** AIM **
Please state what, according to the excerpt below on transformer inrush current, has the greatest influence on the inrush current.

** EXCERPT **
######

CROSS-REFERENCE TO RELATED APPLICATION

This application claims the benefit of Korean Patent Application No. 2008-0040407, filed Apr. 30, 2008, the disclosure of which is hereby incorporated herein by reference in its entirety.

BACKGROUND OF THE INVENTION

1. Technical Field

The present invention relates to an apparatus for decreasing an inrush current generated when power is put into a transformer, by using a superconducting fault current limiter (SFCL), and a method for deciding the optimal insertion resistance.

More particularly, the present invention relates to an apparatus for optimally decreasing an inrush current of a transformer by deciding the optimal insertion resistance of an SFCL by using the inrush current and voltage before the SFCL is inserted, and a method for deciding the optimal insertion resistance.

2. Discussion of Related Art

In a transformer which is widely used as a key device of electric installation in an industry and at home, an inrush current is generated by the hysteresis characteristic of an iron core within the transformer at the moment when power is put into the transformer.

The inrush current is most influenced by residual magnetic flux which remains in the iron core when turning on and off the power of the transformer. In generally, at the point in time when the power is input, the inrush current increases as the phase of a voltage waveform is close to zero degree and the residual magnetic flux density is greater.

Since the inrush current has rich high harmonics and is from a few to several tens times a normal current in intensity as the case may be, it has seriously adverse effects on the power system, such as malfunction of a protective relay, damage of a transformer, shortening of a transformer life, and the like.

To solve the aforementioned problems, the prior art uses a method for delaying in time for inputting power applied to a transformer by each phase (hereinafter, referred to as a “first method”) and a method for increasing impedance by using a pre-insertion reactor (hereinafter, referred to as a “second method”). An example of the second method is disclosed in detail in Korean Laid-Open Patent Application No. 2004-62938.

However, in the aforementioned conventional first method, whenever power is put into a transformer, setting a proper delay time needs to be always controlled. Moreover, since a speed at which the inrush current decreases is not fast, the power installation is insufficiently protected at the beginning when the inrush current is generated.

Further, in the conventional second method, since the pre-insertion reactor is connected to or separated from a transformer by switching operation, a switching device has an over-voltage. Moreover, when the switching device is used for a long time, it ages to cause a problem regarding reliability of the power system.

Consequently, there has been a demand for a new method which fast decreases the inrush current and needs no special controlling or switching operation when the connection to a transformer is completed.

######

Dataset excerpt
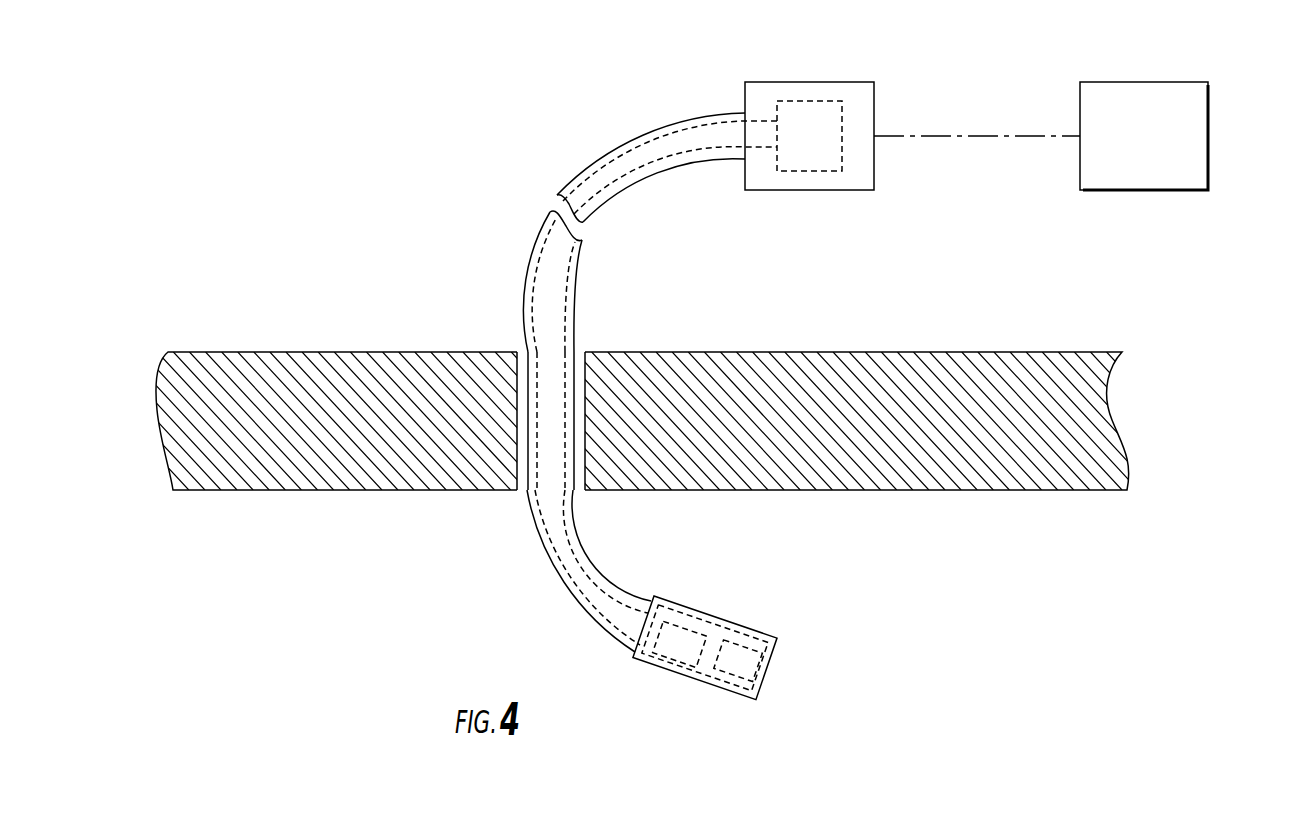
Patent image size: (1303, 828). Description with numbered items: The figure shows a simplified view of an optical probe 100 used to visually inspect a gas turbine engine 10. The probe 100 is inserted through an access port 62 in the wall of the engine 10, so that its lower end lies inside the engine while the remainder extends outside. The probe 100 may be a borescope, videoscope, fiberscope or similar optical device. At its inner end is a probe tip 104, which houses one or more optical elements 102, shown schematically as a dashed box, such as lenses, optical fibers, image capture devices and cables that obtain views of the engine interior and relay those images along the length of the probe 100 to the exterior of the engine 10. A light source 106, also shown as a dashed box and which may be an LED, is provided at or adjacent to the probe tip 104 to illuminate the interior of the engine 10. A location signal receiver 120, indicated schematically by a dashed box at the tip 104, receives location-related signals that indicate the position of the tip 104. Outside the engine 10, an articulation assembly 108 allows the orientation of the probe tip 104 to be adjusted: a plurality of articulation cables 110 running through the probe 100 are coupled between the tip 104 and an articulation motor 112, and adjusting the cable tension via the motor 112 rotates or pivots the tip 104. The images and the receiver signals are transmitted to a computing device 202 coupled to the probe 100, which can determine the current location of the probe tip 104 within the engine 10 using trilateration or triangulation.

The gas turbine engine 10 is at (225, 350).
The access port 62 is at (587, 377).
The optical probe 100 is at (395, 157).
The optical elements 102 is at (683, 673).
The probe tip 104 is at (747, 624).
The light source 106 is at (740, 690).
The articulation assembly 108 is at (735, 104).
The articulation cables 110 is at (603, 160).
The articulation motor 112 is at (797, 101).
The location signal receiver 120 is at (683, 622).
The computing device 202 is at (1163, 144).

######

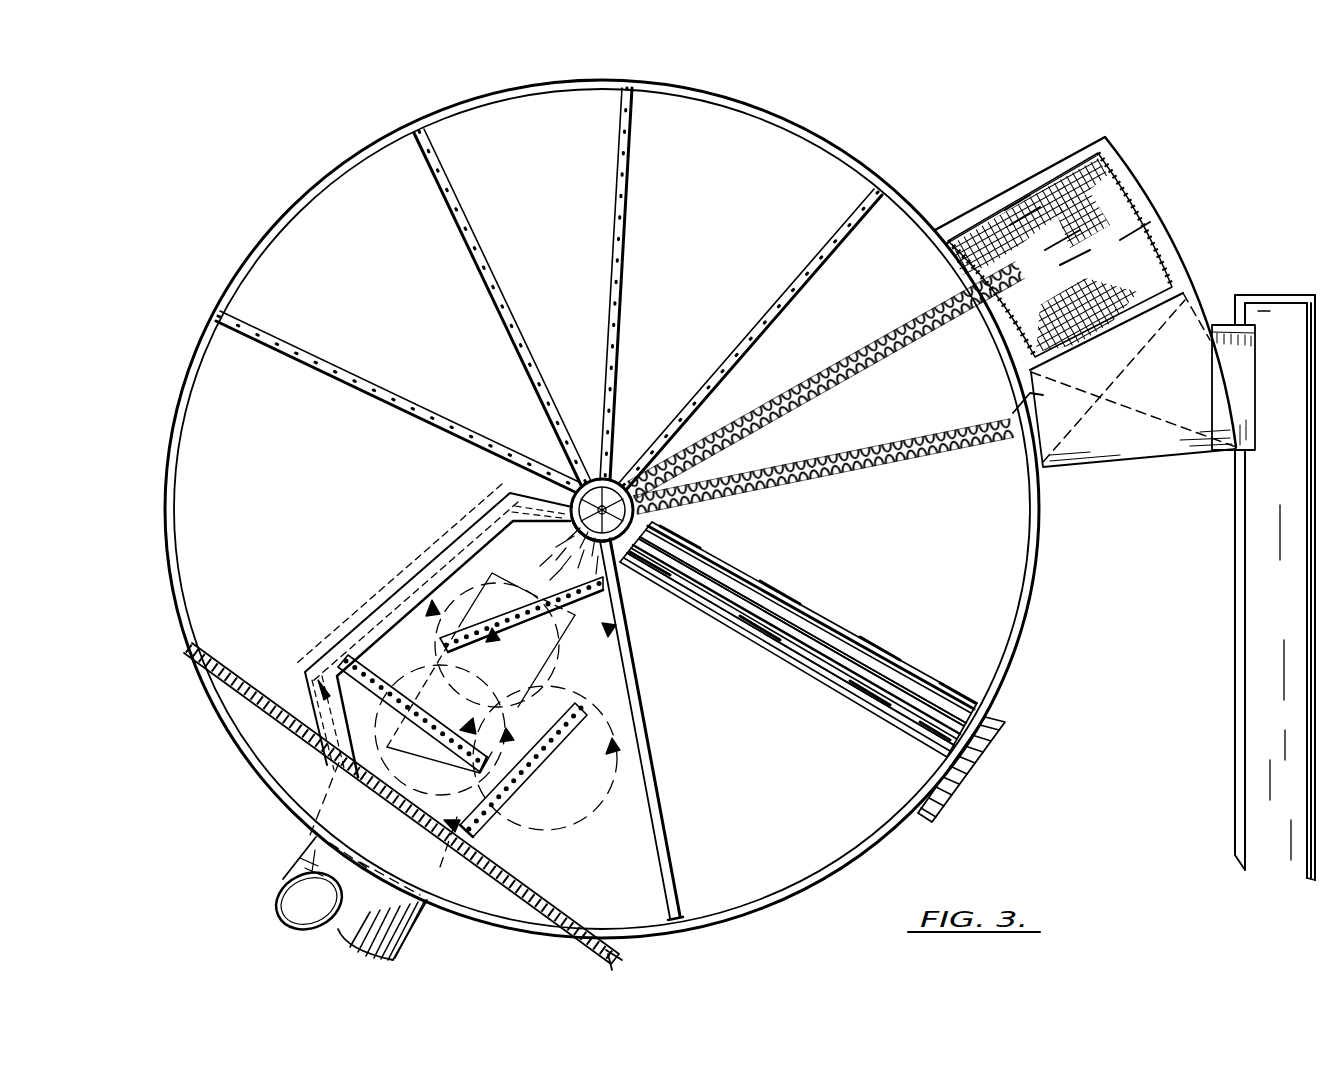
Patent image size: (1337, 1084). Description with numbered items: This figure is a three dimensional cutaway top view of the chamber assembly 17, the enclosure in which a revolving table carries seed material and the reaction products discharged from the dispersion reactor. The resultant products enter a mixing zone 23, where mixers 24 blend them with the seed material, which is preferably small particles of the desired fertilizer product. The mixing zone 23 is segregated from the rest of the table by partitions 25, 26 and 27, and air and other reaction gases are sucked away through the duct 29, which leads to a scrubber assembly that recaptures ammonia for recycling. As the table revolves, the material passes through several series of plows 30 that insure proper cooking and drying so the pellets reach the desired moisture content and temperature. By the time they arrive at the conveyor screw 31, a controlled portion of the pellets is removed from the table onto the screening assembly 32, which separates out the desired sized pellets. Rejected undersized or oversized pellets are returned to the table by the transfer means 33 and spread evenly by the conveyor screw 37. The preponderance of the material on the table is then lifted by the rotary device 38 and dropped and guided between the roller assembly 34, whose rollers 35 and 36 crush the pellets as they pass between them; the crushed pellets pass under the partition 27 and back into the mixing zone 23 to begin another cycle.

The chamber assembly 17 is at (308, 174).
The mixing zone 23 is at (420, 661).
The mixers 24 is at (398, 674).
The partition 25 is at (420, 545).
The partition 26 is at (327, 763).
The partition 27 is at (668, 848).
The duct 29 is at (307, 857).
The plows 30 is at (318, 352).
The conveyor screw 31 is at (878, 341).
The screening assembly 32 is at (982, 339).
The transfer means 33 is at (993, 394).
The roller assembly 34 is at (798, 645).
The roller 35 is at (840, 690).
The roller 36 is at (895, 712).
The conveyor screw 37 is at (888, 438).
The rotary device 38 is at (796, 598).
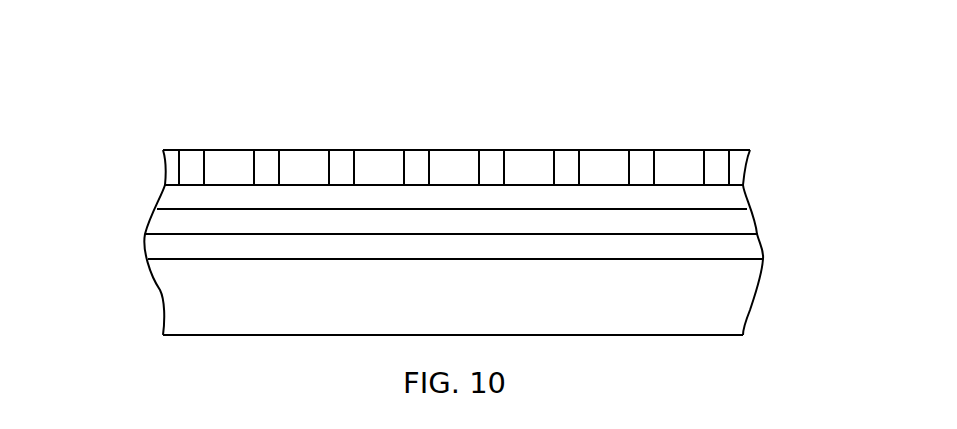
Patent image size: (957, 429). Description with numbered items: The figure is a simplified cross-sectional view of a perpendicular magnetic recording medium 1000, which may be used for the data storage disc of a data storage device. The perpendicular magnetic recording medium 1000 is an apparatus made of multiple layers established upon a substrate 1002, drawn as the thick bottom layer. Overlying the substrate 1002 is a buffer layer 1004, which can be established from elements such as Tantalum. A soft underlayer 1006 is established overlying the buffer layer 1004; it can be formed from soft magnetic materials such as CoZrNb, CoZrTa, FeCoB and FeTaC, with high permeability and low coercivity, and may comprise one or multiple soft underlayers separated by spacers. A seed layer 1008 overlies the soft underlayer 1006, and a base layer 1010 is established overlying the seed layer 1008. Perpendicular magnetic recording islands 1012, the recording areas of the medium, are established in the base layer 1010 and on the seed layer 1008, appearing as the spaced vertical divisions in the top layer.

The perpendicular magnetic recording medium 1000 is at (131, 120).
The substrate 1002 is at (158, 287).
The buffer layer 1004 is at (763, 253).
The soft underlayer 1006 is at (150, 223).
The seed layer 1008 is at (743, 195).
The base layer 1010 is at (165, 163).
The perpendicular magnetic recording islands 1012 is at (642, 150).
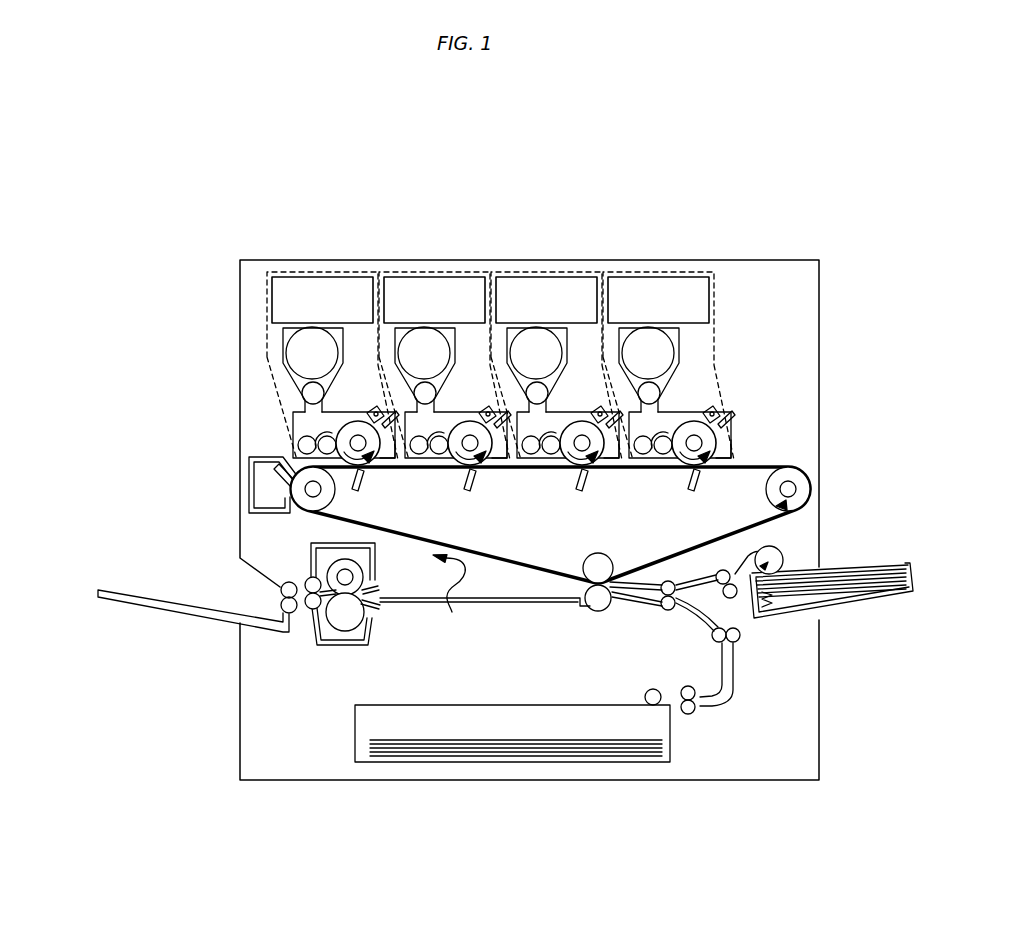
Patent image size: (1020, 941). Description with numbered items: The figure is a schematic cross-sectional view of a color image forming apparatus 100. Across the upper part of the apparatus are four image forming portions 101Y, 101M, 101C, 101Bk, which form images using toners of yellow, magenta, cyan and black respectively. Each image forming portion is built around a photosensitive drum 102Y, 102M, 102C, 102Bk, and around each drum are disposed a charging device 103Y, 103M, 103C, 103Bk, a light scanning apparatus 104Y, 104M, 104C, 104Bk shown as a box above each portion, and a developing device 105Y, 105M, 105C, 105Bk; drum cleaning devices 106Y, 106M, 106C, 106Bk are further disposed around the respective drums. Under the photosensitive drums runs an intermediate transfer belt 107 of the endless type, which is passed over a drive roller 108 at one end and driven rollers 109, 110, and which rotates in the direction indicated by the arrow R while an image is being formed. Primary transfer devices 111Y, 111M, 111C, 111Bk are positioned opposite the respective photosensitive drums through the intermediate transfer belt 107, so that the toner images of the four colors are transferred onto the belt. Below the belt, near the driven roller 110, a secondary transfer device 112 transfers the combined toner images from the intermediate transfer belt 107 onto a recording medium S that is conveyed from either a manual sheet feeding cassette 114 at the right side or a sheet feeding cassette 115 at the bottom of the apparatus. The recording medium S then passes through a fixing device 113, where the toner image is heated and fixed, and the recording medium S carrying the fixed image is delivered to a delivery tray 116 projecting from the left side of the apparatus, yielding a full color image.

######

** THE COMPLETED TASK **
The residual magnetic flux that remains in the transformer's iron core when its power is turned on and off.